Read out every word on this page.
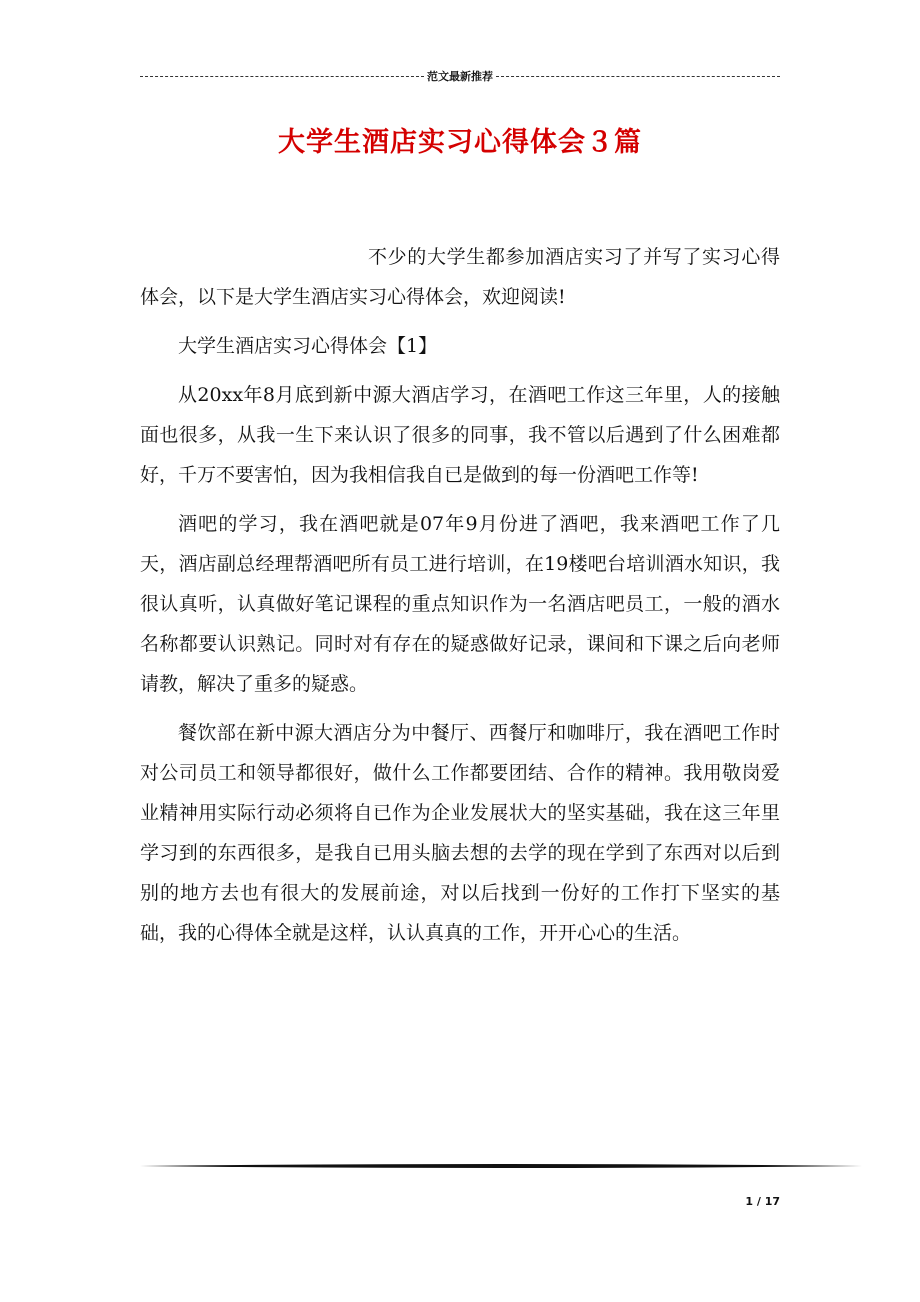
范文最新推荐
大学生酒店实习心得体会３篇

不少的大学生都参加酒店实习了并写了实习心得体会，以下是大学生酒店实习心得体会，欢迎阅读!

大学生酒店实习心得体会【1】

从20xx年8月底到新中源大酒店学习，在酒吧工作这三年里，人的接触面也很多，从我一生下来认识了很多的同事，我不管以后遇到了什么困难都好，千万不要害怕，因为我相信我自已是做到的每一份酒吧工作等!

酒吧的学习，我在酒吧就是07年9月份进了酒吧，我来酒吧工作了几天，酒店副总经理帮酒吧所有员工进行培训，在19楼吧台培训酒水知识，我很认真听，认真做好笔记课程的重点知识作为一名酒店吧员工，一般的酒水名称都要认识熟记。同时对有存在的疑惑做好记录，课间和下课之后向老师请教，解决了重多的疑惑。

餐饮部在新中源大酒店分为中餐厅、西餐厅和咖啡厅，我在酒吧工作时对公司员工和领导都很好，做什么工作都要团结、合作的精神。我用敬岗爱业精神用实际行动必须将自已作为企业发展状大的坚实基础，我在这三年里学习到的东西很多，是我自已用头脑去想的去学的现在学到了东西对以后到别的地方去也有很大的发展前途，对以后找到一份好的工作打下坚实的基础，我的心得体全就是这样，认认真真的工作，开开心心的生活。

1 / 17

|---|

__WRITTEN REQUEST__:
Restate the full listing verbatim and drop every picture.

__RESULT OF THIS TASK__:
Read out every word on this page.
范文最新推荐
大学生酒店实习心得体会３篇

不少的大学生都参加酒店实习了并写了实习心得体会，以下是大学生酒店实习心得体会，欢迎阅读!

大学生酒店实习心得体会【1】

从20xx年8月底到新中源大酒店学习，在酒吧工作这三年里，人的接触面也很多，从我一生下来认识了很多的同事，我不管以后遇到了什么困难都好，千万不要害怕，因为我相信我自已是做到的每一份酒吧工作等!

酒吧的学习，我在酒吧就是07年9月份进了酒吧，我来酒吧工作了几天，酒店副总经理帮酒吧所有员工进行培训，在19楼吧台培训酒水知识，我很认真听，认真做好笔记课程的重点知识作为一名酒店吧员工，一般的酒水名称都要认识熟记。同时对有存在的疑惑做好记录，课间和下课之后向老师请教，解决了重多的疑惑。

餐饮部在新中源大酒店分为中餐厅、西餐厅和咖啡厅，我在酒吧工作时对公司员工和领导都很好，做什么工作都要团结、合作的精神。我用敬岗爱业精神用实际行动必须将自已作为企业发展状大的坚实基础，我在这三年里学习到的东西很多，是我自已用头脑去想的去学的现在学到了东西对以后到别的地方去也有很大的发展前途，对以后找到一份好的工作打下坚实的基础，我的心得体全就是这样，认认真真的工作，开开心心的生活。

1 / 17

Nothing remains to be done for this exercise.